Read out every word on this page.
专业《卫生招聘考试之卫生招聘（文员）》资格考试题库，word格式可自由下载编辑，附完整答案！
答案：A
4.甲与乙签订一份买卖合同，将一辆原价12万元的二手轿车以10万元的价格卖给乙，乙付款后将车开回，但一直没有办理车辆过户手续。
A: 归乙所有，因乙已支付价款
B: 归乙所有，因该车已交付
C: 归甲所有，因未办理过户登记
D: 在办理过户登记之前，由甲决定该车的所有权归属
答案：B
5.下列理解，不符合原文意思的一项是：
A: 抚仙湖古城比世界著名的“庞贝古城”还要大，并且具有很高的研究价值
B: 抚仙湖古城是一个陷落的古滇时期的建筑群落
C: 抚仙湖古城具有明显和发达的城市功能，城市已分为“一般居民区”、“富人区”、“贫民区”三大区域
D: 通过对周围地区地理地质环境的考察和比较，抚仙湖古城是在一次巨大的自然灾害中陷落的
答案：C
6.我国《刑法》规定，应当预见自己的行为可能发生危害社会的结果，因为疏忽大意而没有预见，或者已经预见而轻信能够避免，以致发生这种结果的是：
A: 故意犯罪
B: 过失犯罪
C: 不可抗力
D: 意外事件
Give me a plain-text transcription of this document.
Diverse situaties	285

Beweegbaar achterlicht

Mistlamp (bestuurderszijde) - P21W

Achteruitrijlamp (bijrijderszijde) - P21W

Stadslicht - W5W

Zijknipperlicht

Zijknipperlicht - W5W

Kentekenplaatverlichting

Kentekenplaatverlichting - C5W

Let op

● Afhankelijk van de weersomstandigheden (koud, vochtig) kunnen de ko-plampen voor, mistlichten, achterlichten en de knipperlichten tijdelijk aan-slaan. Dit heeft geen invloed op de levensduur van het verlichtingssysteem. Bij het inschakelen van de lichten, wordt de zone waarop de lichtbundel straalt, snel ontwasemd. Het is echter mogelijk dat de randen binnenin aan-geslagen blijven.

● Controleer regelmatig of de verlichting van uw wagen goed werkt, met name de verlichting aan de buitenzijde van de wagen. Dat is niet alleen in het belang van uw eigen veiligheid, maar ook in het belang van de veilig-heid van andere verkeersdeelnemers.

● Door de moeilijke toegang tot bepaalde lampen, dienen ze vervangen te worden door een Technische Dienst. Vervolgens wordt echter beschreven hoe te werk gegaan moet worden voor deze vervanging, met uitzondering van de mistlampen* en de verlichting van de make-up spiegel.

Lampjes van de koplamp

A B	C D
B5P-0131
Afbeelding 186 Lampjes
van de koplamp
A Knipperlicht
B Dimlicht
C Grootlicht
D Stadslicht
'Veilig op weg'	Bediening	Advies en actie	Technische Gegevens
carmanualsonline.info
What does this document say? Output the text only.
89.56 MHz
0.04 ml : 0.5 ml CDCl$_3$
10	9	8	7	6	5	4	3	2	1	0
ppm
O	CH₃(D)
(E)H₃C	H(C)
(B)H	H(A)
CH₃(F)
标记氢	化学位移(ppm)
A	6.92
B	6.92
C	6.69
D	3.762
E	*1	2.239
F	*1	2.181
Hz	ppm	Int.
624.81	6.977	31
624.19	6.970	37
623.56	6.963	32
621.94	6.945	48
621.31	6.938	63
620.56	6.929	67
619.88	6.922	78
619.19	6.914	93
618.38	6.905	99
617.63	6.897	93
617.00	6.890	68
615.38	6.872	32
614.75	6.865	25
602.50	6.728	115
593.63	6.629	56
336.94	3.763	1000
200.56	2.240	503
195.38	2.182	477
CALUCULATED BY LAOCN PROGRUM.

● Requirements
Find every line that holds "Technische" and copy it.

● Full solution
● Door de moeilijke toegang tot bepaalde lampen, dienen ze vervangen te worden door een Technische Dienst. Vervolgens wordt echter beschreven hoe te werk gegaan moet worden voor deze vervanging, met uitzondering van de mistlampen* en de verlichting van de make-up spiegel.
'Veilig op weg'	Bediening	Advies en actie	Technische Gegevens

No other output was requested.